— Start Dataset records —

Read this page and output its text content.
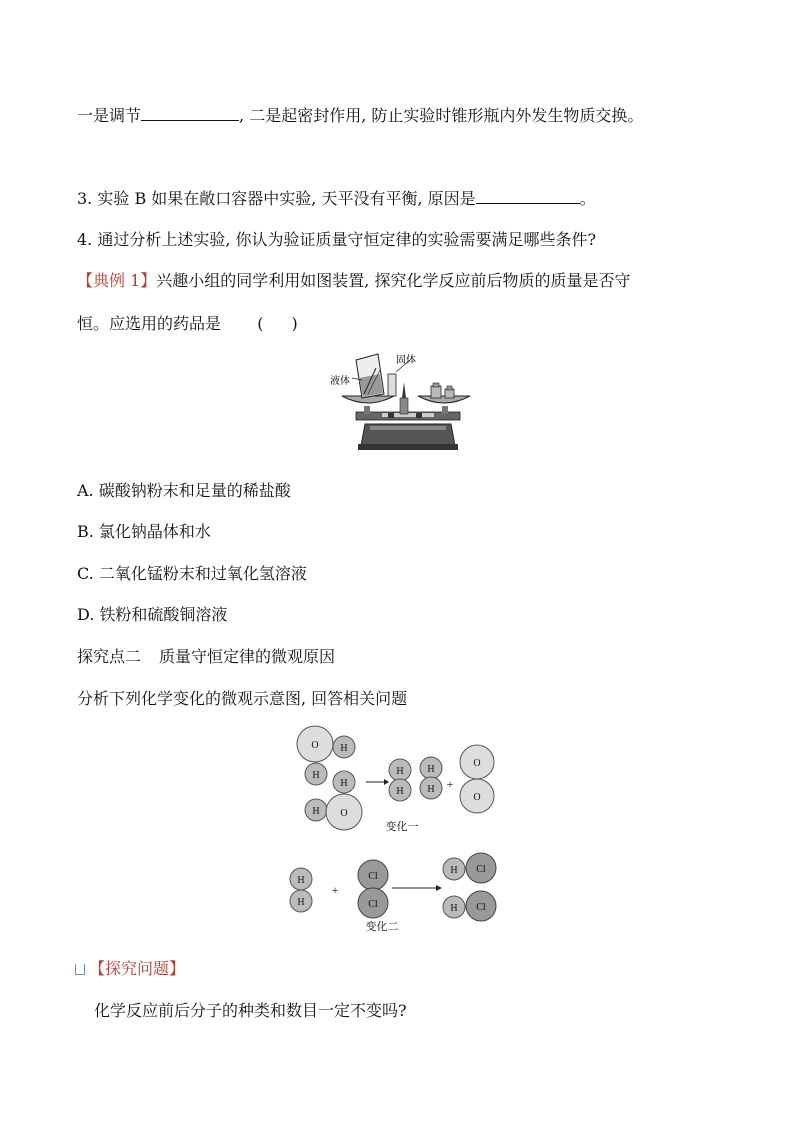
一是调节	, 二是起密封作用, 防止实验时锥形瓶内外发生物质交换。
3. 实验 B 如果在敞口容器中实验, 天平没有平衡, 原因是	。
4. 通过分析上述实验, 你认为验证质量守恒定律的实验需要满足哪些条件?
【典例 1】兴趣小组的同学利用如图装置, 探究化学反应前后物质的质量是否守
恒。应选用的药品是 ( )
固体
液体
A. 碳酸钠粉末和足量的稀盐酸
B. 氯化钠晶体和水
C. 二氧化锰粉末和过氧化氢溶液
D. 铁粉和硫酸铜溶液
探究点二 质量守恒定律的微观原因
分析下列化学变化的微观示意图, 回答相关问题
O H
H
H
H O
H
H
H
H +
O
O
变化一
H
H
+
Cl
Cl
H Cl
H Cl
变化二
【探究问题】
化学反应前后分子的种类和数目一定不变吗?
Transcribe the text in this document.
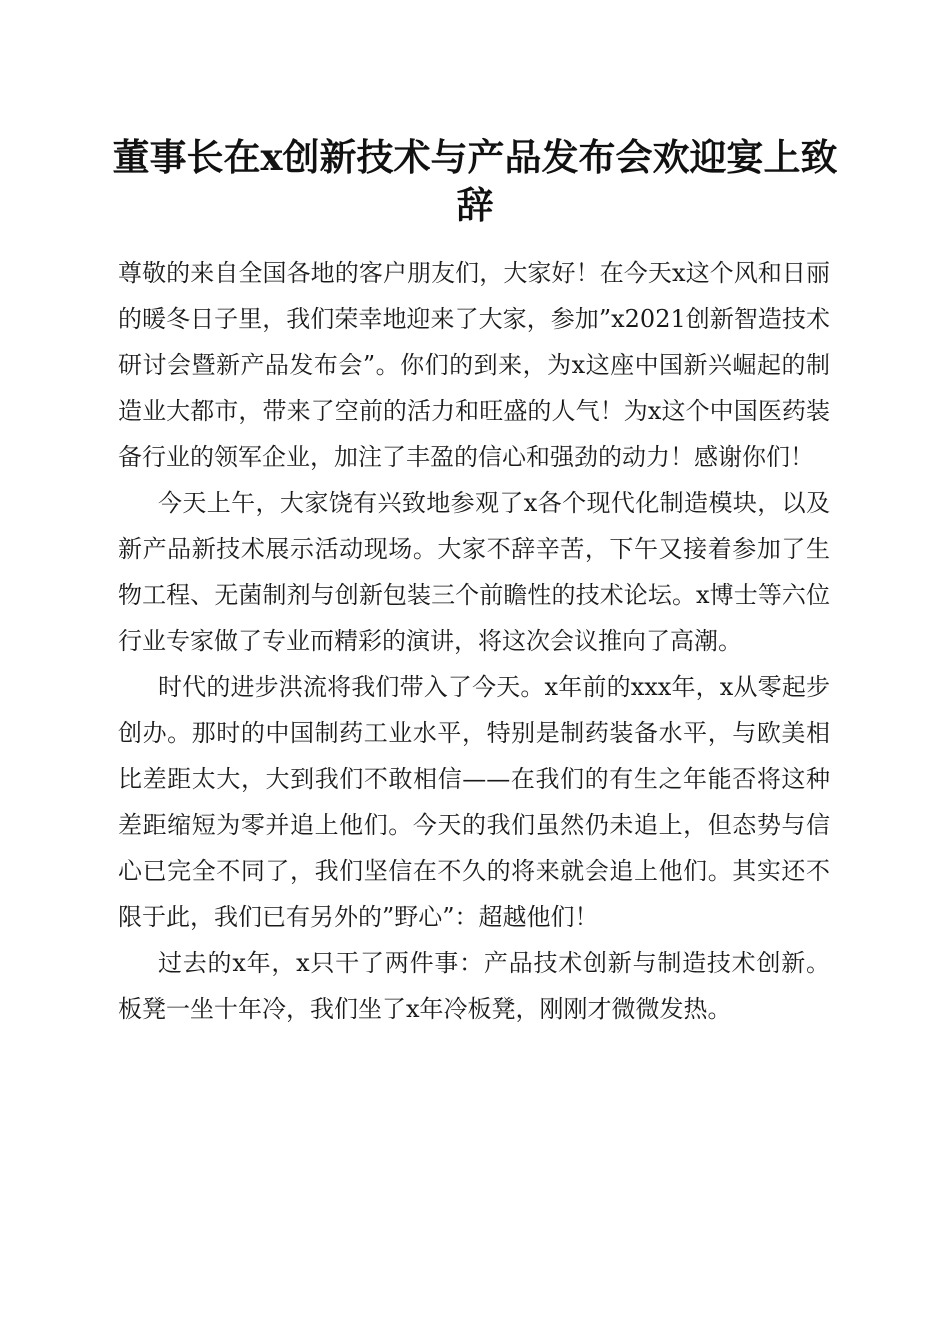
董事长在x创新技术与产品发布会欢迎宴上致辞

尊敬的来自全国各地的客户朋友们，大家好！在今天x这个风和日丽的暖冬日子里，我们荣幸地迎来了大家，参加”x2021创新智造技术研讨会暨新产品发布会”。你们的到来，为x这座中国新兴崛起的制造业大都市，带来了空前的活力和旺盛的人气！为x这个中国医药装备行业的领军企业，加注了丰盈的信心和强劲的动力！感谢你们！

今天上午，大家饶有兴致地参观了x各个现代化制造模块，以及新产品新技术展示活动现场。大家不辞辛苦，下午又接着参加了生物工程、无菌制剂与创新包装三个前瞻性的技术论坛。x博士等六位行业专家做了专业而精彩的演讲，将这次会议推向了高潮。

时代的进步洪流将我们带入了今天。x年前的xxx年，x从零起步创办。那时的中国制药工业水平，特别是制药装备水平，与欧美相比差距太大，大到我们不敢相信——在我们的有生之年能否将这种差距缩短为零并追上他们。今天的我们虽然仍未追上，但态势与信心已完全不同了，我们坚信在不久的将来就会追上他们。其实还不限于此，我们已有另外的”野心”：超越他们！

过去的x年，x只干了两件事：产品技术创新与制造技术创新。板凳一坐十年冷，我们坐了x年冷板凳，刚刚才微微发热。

— End Dataset records —

■ What you should do
Search the listing for the string "this". Copy each line where it turns up.

■ Problem solution
Read this page and output its text content.
Transcribe the text in this document.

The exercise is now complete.